#### Dataset records:

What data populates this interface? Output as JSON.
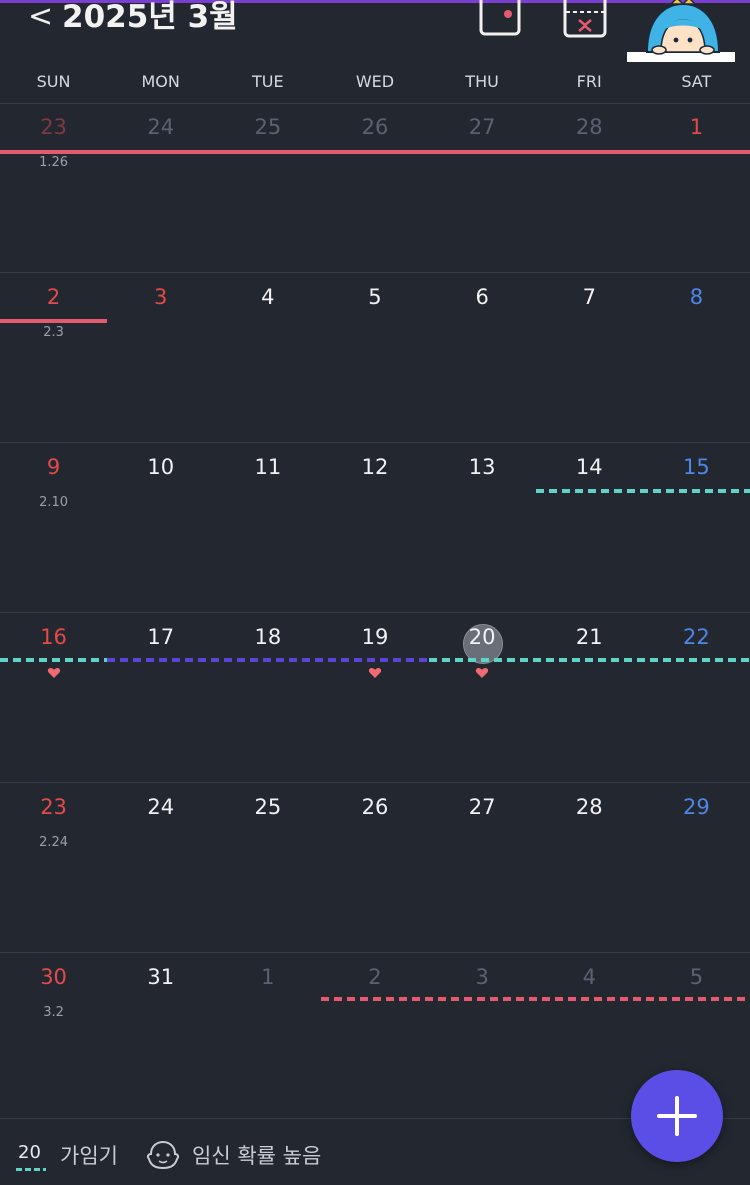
{
  "header": {
    "back_glyph": "<",
    "title": "2025년 3월"
  },
  "weekdays": [
    "SUN",
    "MON",
    "TUE",
    "WED",
    "THU",
    "FRI",
    "SAT"
  ],
  "weeks": [
    [
      {
        "day": "23",
        "lunar": "1.26",
        "style": "redmuted"
      },
      {
        "day": "24",
        "style": "muted"
      },
      {
        "day": "25",
        "style": "muted"
      },
      {
        "day": "26",
        "style": "muted"
      },
      {
        "day": "27",
        "style": "muted"
      },
      {
        "day": "28",
        "style": "muted"
      },
      {
        "day": "1",
        "style": "red"
      }
    ],
    [
      {
        "day": "2",
        "lunar": "2.3",
        "style": "red"
      },
      {
        "day": "3",
        "style": "red"
      },
      {
        "day": "4",
        "style": "white"
      },
      {
        "day": "5",
        "style": "white"
      },
      {
        "day": "6",
        "style": "white"
      },
      {
        "day": "7",
        "style": "white"
      },
      {
        "day": "8",
        "style": "blue"
      }
    ],
    [
      {
        "day": "9",
        "lunar": "2.10",
        "style": "red"
      },
      {
        "day": "10",
        "style": "white"
      },
      {
        "day": "11",
        "style": "white"
      },
      {
        "day": "12",
        "style": "white"
      },
      {
        "day": "13",
        "style": "white"
      },
      {
        "day": "14",
        "style": "white"
      },
      {
        "day": "15",
        "style": "blue"
      }
    ],
    [
      {
        "day": "16",
        "style": "red",
        "heart": true
      },
      {
        "day": "17",
        "style": "white"
      },
      {
        "day": "18",
        "style": "white"
      },
      {
        "day": "19",
        "style": "white",
        "heart": true
      },
      {
        "day": "20",
        "style": "white",
        "heart": true,
        "today": true
      },
      {
        "day": "21",
        "style": "white"
      },
      {
        "day": "22",
        "style": "blue"
      }
    ],
    [
      {
        "day": "23",
        "lunar": "2.24",
        "style": "red"
      },
      {
        "day": "24",
        "style": "white"
      },
      {
        "day": "25",
        "style": "white"
      },
      {
        "day": "26",
        "style": "white"
      },
      {
        "day": "27",
        "style": "white"
      },
      {
        "day": "28",
        "style": "white"
      },
      {
        "day": "29",
        "style": "blue"
      }
    ],
    [
      {
        "day": "30",
        "lunar": "3.2",
        "style": "red"
      },
      {
        "day": "31",
        "style": "white"
      },
      {
        "day": "1",
        "style": "muted"
      },
      {
        "day": "2",
        "style": "muted"
      },
      {
        "day": "3",
        "style": "muted"
      },
      {
        "day": "4",
        "style": "muted"
      },
      {
        "day": "5",
        "style": "muted"
      }
    ]
  ],
  "legend": {
    "number": "20",
    "label1": "가임기",
    "label2": "임신 확률 높음",
    "icon": "baby-face-icon"
  },
  "fab": {
    "icon": "plus-icon"
  },
  "colors": {
    "background": "#232730",
    "period": "#e55a6e",
    "fertile": "#5fd3c5",
    "ovulation": "#5a44d6",
    "accent": "#5b4ee6",
    "sunday": "#e34b4b",
    "saturday": "#4f86e6"
  }
}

#### Written problem:
What comes back should match the records exactly, minus any pictures.

#### Worked solution:
What data populates this interface? Output as JSON.
{
  "header": {
    "back_glyph": "<",
    "title": "2025년 3월"
  },
  "weekdays": [
    "SUN",
    "MON",
    "TUE",
    "WED",
    "THU",
    "FRI",
    "SAT"
  ],
  "weeks": [
    [
      {
        "day": "23",
        "lunar": "1.26",
        "style": "redmuted"
      },
      {
        "day": "24",
        "style": "muted"
      },
      {
        "day": "25",
        "style": "muted"
      },
      {
        "day": "26",
        "style": "muted"
      },
      {
        "day": "27",
        "style": "muted"
      },
      {
        "day": "28",
        "style": "muted"
      },
      {
        "day": "1",
        "style": "red"
      }
    ],
    [
      {
        "day": "2",
        "lunar": "2.3",
        "style": "red"
      },
      {
        "day": "3",
        "style": "red"
      },
      {
        "day": "4",
        "style": "white"
      },
      {
        "day": "5",
        "style": "white"
      },
      {
        "day": "6",
        "style": "white"
      },
      {
        "day": "7",
        "style": "white"
      },
      {
        "day": "8",
        "style": "blue"
      }
    ],
    [
      {
        "day": "9",
        "lunar": "2.10",
        "style": "red"
      },
      {
        "day": "10",
        "style": "white"
      },
      {
        "day": "11",
        "style": "white"
      },
      {
        "day": "12",
        "style": "white"
      },
      {
        "day": "13",
        "style": "white"
      },
      {
        "day": "14",
        "style": "white"
      },
      {
        "day": "15",
        "style": "blue"
      }
    ],
    [
      {
        "day": "16",
        "style": "red",
        "heart": true
      },
      {
        "day": "17",
        "style": "white"
      },
      {
        "day": "18",
        "style": "white"
      },
      {
        "day": "19",
        "style": "white",
        "heart": true
      },
      {
        "day": "20",
        "style": "white",
        "heart": true,
        "today": true
      },
      {
        "day": "21",
        "style": "white"
      },
      {
        "day": "22",
        "style": "blue"
      }
    ],
    [
      {
        "day": "23",
        "lunar": "2.24",
        "style": "red"
      },
      {
        "day": "24",
        "style": "white"
      },
      {
        "day": "25",
        "style": "white"
      },
      {
        "day": "26",
        "style": "white"
      },
      {
        "day": "27",
        "style": "white"
      },
      {
        "day": "28",
        "style": "white"
      },
      {
        "day": "29",
        "style": "blue"
      }
    ],
    [
      {
        "day": "30",
        "lunar": "3.2",
        "style": "red"
      },
      {
        "day": "31",
        "style": "white"
      },
      {
        "day": "1",
        "style": "muted"
      },
      {
        "day": "2",
        "style": "muted"
      },
      {
        "day": "3",
        "style": "muted"
      },
      {
        "day": "4",
        "style": "muted"
      },
      {
        "day": "5",
        "style": "muted"
      }
    ]
  ],
  "legend": {
    "number": "20",
    "label1": "가임기",
    "label2": "임신 확률 높음",
    "icon": "baby-face-icon"
  },
  "fab": {
    "icon": "plus-icon"
  },
  "colors": {
    "background": "#232730",
    "period": "#e55a6e",
    "fertile": "#5fd3c5",
    "ovulation": "#5a44d6",
    "accent": "#5b4ee6",
    "sunday": "#e34b4b",
    "saturday": "#4f86e6"
  }
}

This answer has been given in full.